# Instructions for the task:
The entries below are to be written out again without alteration.

* BEGIN Listed entries *

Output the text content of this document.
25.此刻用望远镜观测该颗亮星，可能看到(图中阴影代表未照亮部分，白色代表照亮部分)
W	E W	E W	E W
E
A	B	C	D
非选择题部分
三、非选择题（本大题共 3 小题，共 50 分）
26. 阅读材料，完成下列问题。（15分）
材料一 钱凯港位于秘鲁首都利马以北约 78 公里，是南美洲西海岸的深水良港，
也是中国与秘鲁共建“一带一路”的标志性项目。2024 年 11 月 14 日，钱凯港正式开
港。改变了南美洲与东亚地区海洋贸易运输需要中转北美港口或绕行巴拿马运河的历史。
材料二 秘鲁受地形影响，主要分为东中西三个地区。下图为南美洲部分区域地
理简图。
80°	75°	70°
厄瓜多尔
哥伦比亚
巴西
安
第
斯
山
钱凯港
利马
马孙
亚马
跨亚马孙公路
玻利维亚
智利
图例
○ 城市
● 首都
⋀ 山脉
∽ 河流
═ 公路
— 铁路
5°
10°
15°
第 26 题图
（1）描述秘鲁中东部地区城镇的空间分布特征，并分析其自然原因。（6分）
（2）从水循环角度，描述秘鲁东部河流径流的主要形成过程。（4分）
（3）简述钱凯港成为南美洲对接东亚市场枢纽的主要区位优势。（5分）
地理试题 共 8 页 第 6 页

* END Listed entries *

# Answer in full:
Output the text content of this document.
25.此刻用望远镜观测该颗亮星，可能看到(图中阴影代表未照亮部分，白色代表照亮部分)
W	E W	E W	E W
E
A	B	C	D
非选择题部分
三、非选择题（本大题共 3 小题，共 50 分）
26. 阅读材料，完成下列问题。（15分）
材料一 钱凯港位于秘鲁首都利马以北约 78 公里，是南美洲西海岸的深水良港，
也是中国与秘鲁共建“一带一路”的标志性项目。2024 年 11 月 14 日，钱凯港正式开
港。改变了南美洲与东亚地区海洋贸易运输需要中转北美港口或绕行巴拿马运河的历史。
材料二 秘鲁受地形影响，主要分为东中西三个地区。下图为南美洲部分区域地
理简图。
80°	75°	70°
厄瓜多尔
哥伦比亚
巴西
安
第
斯
山
钱凯港
利马
马孙
亚马
跨亚马孙公路
玻利维亚
智利
图例
○ 城市
● 首都
⋀ 山脉
∽ 河流
═ 公路
— 铁路
5°
10°
15°
第 26 题图
（1）描述秘鲁中东部地区城镇的空间分布特征，并分析其自然原因。（6分）
（2）从水循环角度，描述秘鲁东部河流径流的主要形成过程。（4分）
（3）简述钱凯港成为南美洲对接东亚市场枢纽的主要区位优势。（5分）
地理试题 共 8 页 第 6 页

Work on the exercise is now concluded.